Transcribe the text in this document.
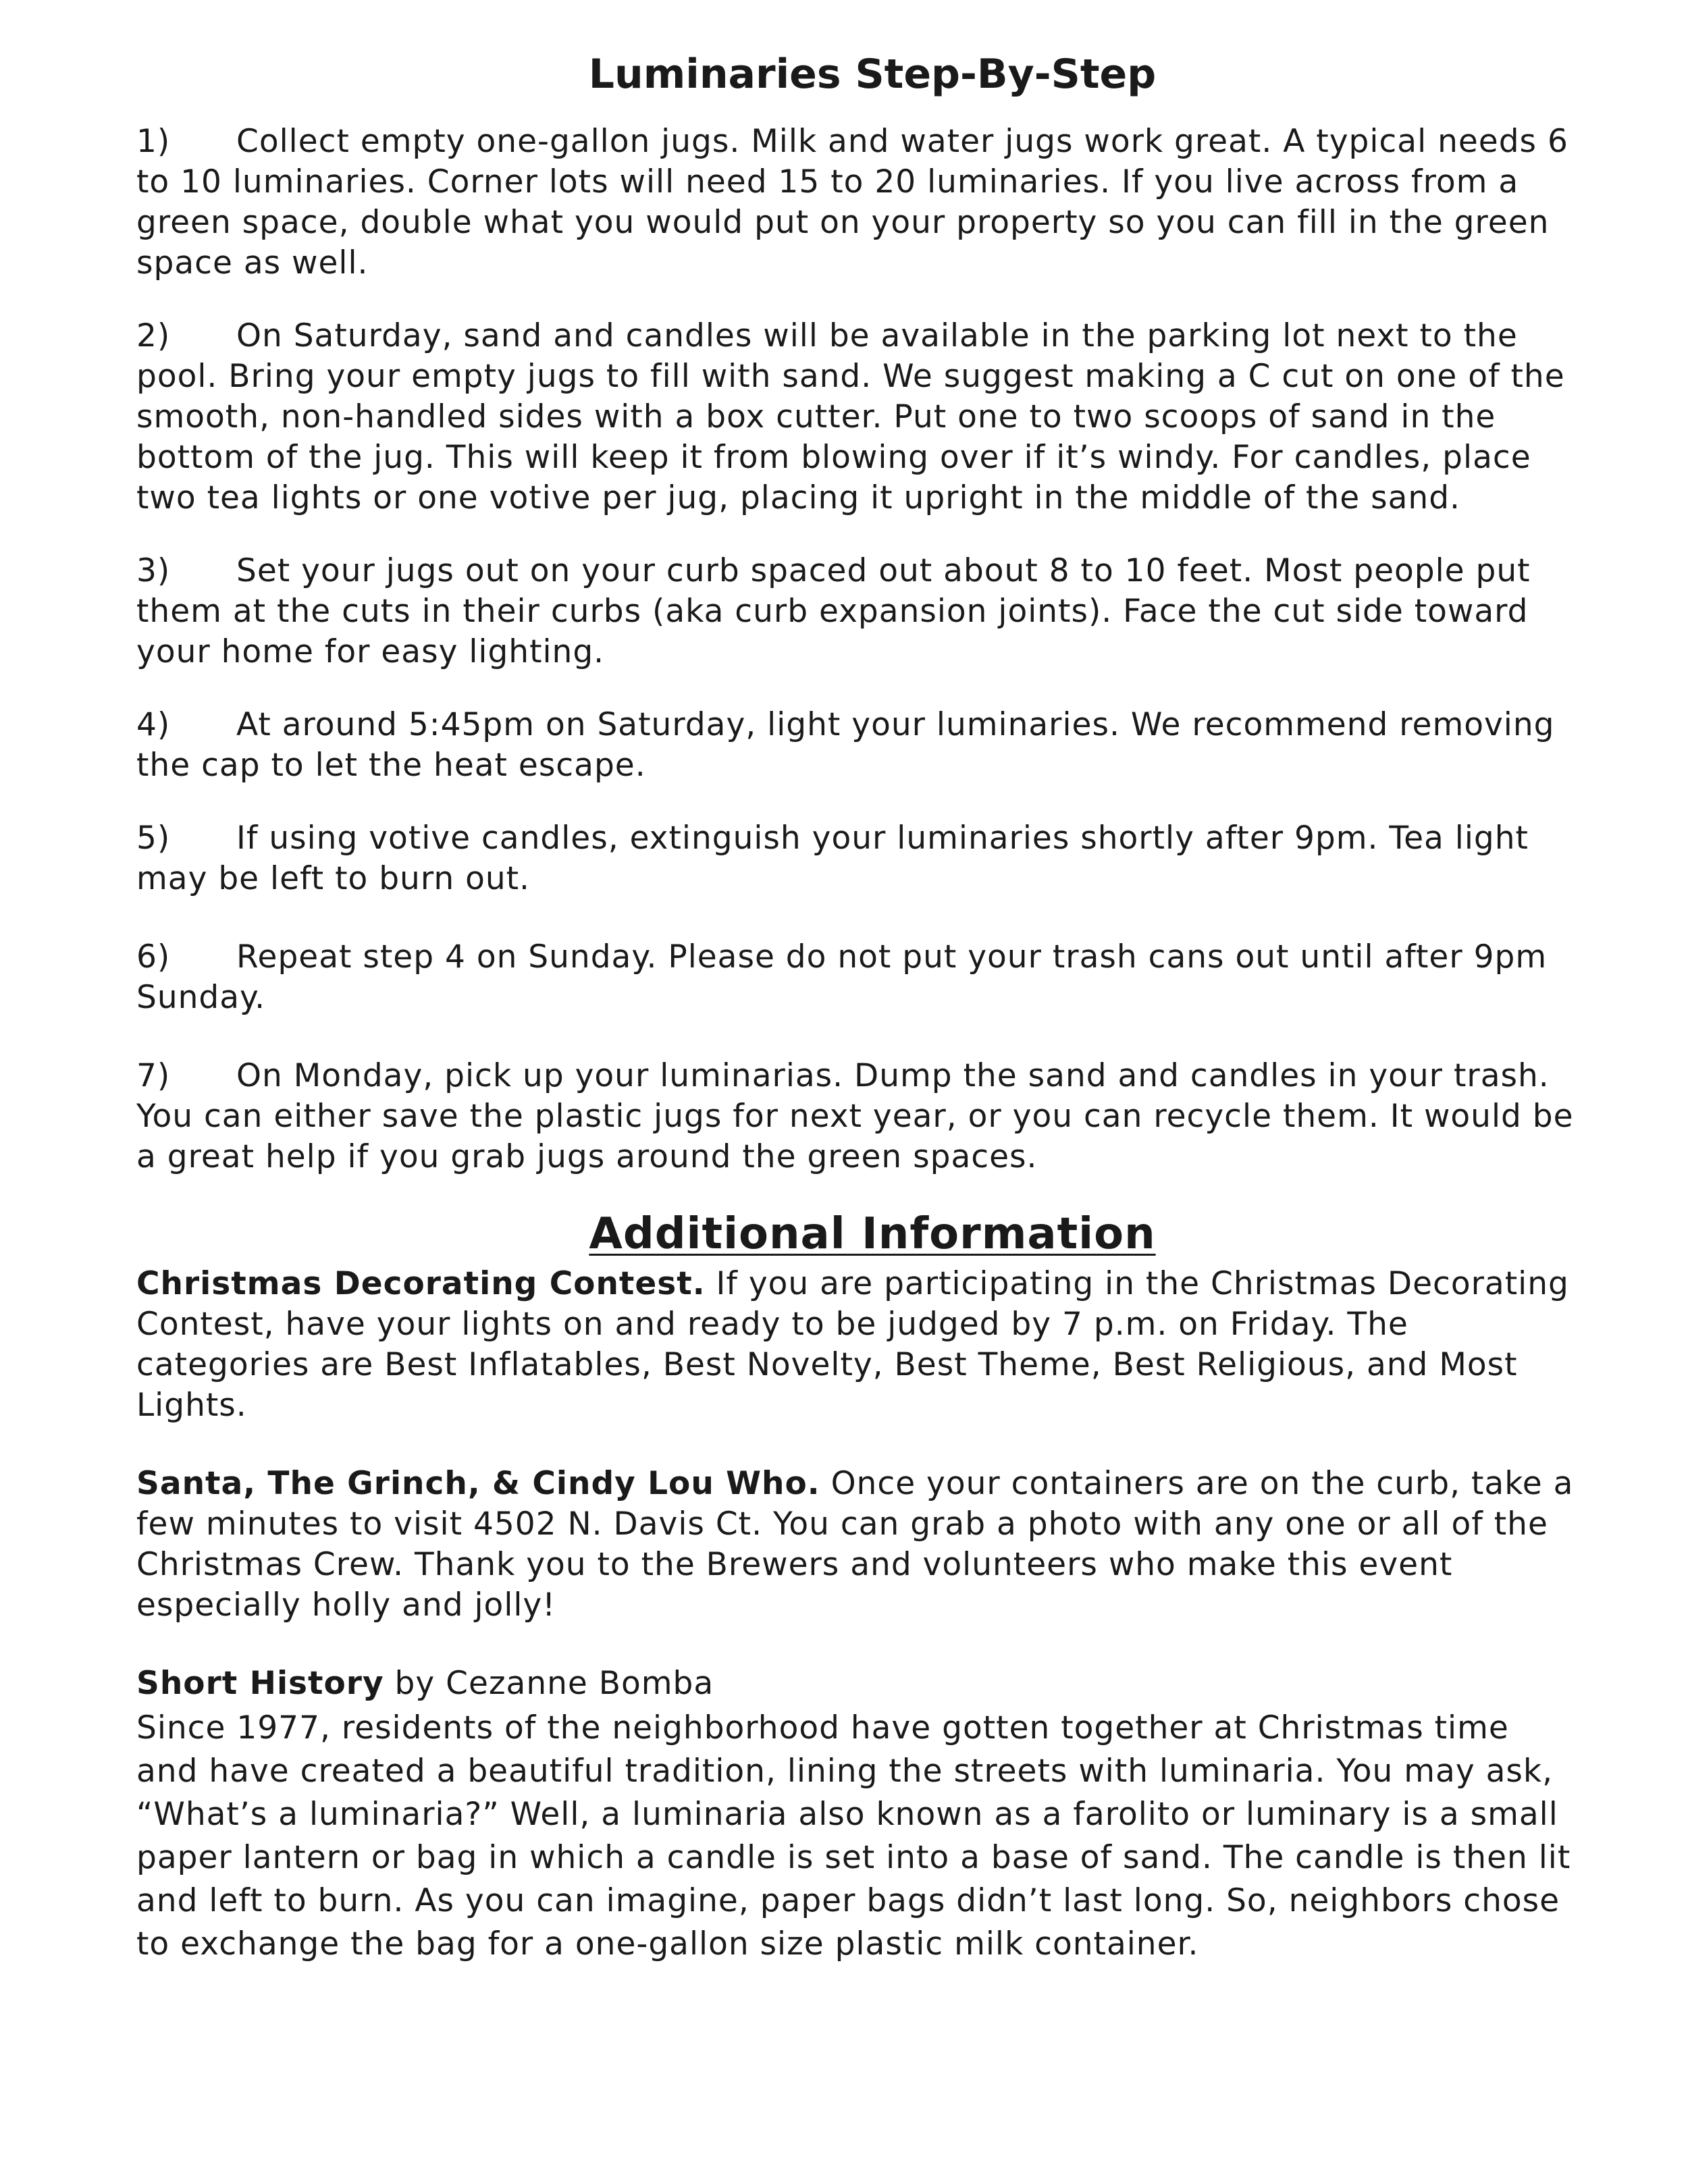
Luminaries Step-By-Step

1) Collect empty one-gallon jugs. Milk and water jugs work great. A typical needs 6 to 10 luminaries. Corner lots will need 15 to 20 luminaries. If you live across from a green space, double what you would put on your property so you can fill in the green space as well.

2) On Saturday, sand and candles will be available in the parking lot next to the pool. Bring your empty jugs to fill with sand. We suggest making a C cut on one of the smooth, non-handled sides with a box cutter. Put one to two scoops of sand in the bottom of the jug. This will keep it from blowing over if it’s windy. For candles, place two tea lights or one votive per jug, placing it upright in the middle of the sand.

3) Set your jugs out on your curb spaced out about 8 to 10 feet. Most people put them at the cuts in their curbs (aka curb expansion joints). Face the cut side toward your home for easy lighting.

4) At around 5:45pm on Saturday, light your luminaries. We recommend removing the cap to let the heat escape.

5) If using votive candles, extinguish your luminaries shortly after 9pm. Tea light may be left to burn out.

6) Repeat step 4 on Sunday. Please do not put your trash cans out until after 9pm Sunday.

7) On Monday, pick up your luminarias. Dump the sand and candles in your trash. You can either save the plastic jugs for next year, or you can recycle them. It would be a great help if you grab jugs around the green spaces.

Additional Information

Christmas Decorating Contest. If you are participating in the Christmas Decorating Contest, have your lights on and ready to be judged by 7 p.m. on Friday. The categories are Best Inflatables, Best Novelty, Best Theme, Best Religious, and Most Lights.

Santa, The Grinch, & Cindy Lou Who. Once your containers are on the curb, take a few minutes to visit 4502 N. Davis Ct. You can grab a photo with any one or all of the Christmas Crew. Thank you to the Brewers and volunteers who make this event especially holly and jolly!

Short History by Cezanne Bomba

Since 1977, residents of the neighborhood have gotten together at Christmas time and have created a beautiful tradition, lining the streets with luminaria. You may ask, “What’s a luminaria?” Well, a luminaria also known as a farolito or luminary is a small paper lantern or bag in which a candle is set into a base of sand. The candle is then lit and left to burn. As you can imagine, paper bags didn’t last long. So, neighbors chose to exchange the bag for a one-gallon size plastic milk container.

Problem details: Look through the records and gather every line containing "Christmas".

Task solution:
Christmas Decorating Contest. If you are participating in the Christmas Decorating Contest, have your lights on and ready to be judged by 7 p.m. on Friday. The categories are Best Inflatables, Best Novelty, Best Theme, Best Religious, and Most Lights.
Santa, The Grinch, & Cindy Lou Who. Once your containers are on the curb, take a few minutes to visit 4502 N. Davis Ct. You can grab a photo with any one or all of the Christmas Crew. Thank you to the Brewers and volunteers who make this event especially holly and jolly!
Since 1977, residents of the neighborhood have gotten together at Christmas time and have created a beautiful tradition, lining the streets with luminaria. You may ask, “What’s a luminaria?” Well, a luminaria also known as a farolito or luminary is a small paper lantern or bag in which a candle is set into a base of sand. The candle is then lit and left to burn. As you can imagine, paper bags didn’t last long. So, neighbors chose to exchange the bag for a one-gallon size plastic milk container.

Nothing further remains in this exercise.